**REQUIRED TASK**.
Print every line of the entries below word for word, changing nothing.

* * * * * * * * *

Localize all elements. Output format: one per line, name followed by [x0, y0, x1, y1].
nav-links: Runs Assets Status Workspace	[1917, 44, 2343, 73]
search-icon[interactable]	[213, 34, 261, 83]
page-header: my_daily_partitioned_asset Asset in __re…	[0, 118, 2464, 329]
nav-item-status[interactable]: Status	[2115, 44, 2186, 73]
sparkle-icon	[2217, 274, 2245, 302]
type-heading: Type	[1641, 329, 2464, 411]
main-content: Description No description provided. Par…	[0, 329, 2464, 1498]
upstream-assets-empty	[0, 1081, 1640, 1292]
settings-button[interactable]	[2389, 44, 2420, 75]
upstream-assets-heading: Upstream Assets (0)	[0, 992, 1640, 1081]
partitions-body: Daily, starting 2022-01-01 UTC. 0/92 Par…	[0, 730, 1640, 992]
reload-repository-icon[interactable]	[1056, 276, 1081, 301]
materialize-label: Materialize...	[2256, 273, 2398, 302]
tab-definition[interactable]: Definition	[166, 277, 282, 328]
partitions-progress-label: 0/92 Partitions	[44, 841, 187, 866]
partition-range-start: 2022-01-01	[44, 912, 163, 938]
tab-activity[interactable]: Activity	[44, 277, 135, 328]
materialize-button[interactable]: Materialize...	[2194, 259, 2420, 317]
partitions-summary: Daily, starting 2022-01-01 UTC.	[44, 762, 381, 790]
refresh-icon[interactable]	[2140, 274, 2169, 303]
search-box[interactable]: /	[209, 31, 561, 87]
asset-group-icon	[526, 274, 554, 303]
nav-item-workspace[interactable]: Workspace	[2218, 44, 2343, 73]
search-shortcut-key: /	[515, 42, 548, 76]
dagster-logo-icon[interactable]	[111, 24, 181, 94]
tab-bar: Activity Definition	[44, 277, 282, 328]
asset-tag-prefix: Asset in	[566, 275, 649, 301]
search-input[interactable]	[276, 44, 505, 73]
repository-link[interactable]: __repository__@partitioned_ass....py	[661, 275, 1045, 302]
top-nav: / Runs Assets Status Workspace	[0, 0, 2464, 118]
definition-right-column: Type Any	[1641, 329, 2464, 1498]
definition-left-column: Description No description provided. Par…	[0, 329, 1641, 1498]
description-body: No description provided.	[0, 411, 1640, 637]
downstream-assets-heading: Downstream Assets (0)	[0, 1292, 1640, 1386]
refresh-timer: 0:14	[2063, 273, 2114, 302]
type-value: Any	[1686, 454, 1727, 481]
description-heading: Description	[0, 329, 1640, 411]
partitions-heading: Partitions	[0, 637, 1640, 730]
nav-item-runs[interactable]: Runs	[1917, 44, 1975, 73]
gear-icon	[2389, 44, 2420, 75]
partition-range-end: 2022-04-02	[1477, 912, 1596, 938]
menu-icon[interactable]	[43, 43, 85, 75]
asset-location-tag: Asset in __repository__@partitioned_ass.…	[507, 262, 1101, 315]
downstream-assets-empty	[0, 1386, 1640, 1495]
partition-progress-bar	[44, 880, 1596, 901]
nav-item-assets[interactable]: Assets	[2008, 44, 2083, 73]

* * * * * * * * *

**THE SOLUTION**.
Localize all elements. Output format: one per line, name followed by [x0, y0, x1, y1].
nav-links: Runs Assets Status Workspace	[1917, 44, 2343, 73]
search-icon[interactable]	[213, 34, 261, 83]
page-header: my_daily_partitioned_asset Asset in __re…	[0, 118, 2464, 329]
nav-item-status[interactable]: Status	[2115, 44, 2186, 73]
sparkle-icon	[2217, 274, 2245, 302]
type-heading: Type	[1641, 329, 2464, 411]
main-content: Description No description provided. Par…	[0, 329, 2464, 1498]
upstream-assets-empty	[0, 1081, 1640, 1292]
settings-button[interactable]	[2389, 44, 2420, 75]
upstream-assets-heading: Upstream Assets (0)	[0, 992, 1640, 1081]
partitions-body: Daily, starting 2022-01-01 UTC. 0/92 Par…	[0, 730, 1640, 992]
reload-repository-icon[interactable]	[1056, 276, 1081, 301]
materialize-label: Materialize...	[2256, 273, 2398, 302]
tab-definition[interactable]: Definition	[166, 277, 282, 328]
partitions-progress-label: 0/92 Partitions	[44, 841, 187, 866]
partition-range-start: 2022-01-01	[44, 912, 163, 938]
tab-activity[interactable]: Activity	[44, 277, 135, 328]
materialize-button[interactable]: Materialize...	[2194, 259, 2420, 317]
partitions-summary: Daily, starting 2022-01-01 UTC.	[44, 762, 381, 790]
refresh-icon[interactable]	[2140, 274, 2169, 303]
search-box[interactable]: /	[209, 31, 561, 87]
asset-group-icon	[526, 274, 554, 303]
nav-item-workspace[interactable]: Workspace	[2218, 44, 2343, 73]
search-shortcut-key: /	[515, 42, 548, 76]
dagster-logo-icon[interactable]	[111, 24, 181, 94]
tab-bar: Activity Definition	[44, 277, 282, 328]
asset-tag-prefix: Asset in	[566, 275, 649, 301]
search-input[interactable]	[276, 44, 505, 73]
repository-link[interactable]: __repository__@partitioned_ass....py	[661, 275, 1045, 302]
top-nav: / Runs Assets Status Workspace	[0, 0, 2464, 118]
definition-right-column: Type Any	[1641, 329, 2464, 1498]
definition-left-column: Description No description provided. Par…	[0, 329, 1641, 1498]
description-body: No description provided.	[0, 411, 1640, 637]
downstream-assets-heading: Downstream Assets (0)	[0, 1292, 1640, 1386]
refresh-timer: 0:14	[2063, 273, 2114, 302]
type-value: Any	[1686, 454, 1727, 481]
description-heading: Description	[0, 329, 1640, 411]
partitions-heading: Partitions	[0, 637, 1640, 730]
nav-item-runs[interactable]: Runs	[1917, 44, 1975, 73]
gear-icon	[2389, 44, 2420, 75]
partition-range-end: 2022-04-02	[1477, 912, 1596, 938]
menu-icon[interactable]	[43, 43, 85, 75]
asset-location-tag: Asset in __repository__@partitioned_ass.…	[507, 262, 1101, 315]
downstream-assets-empty	[0, 1386, 1640, 1495]
partition-progress-bar	[44, 880, 1596, 901]
nav-item-assets[interactable]: Assets	[2008, 44, 2083, 73]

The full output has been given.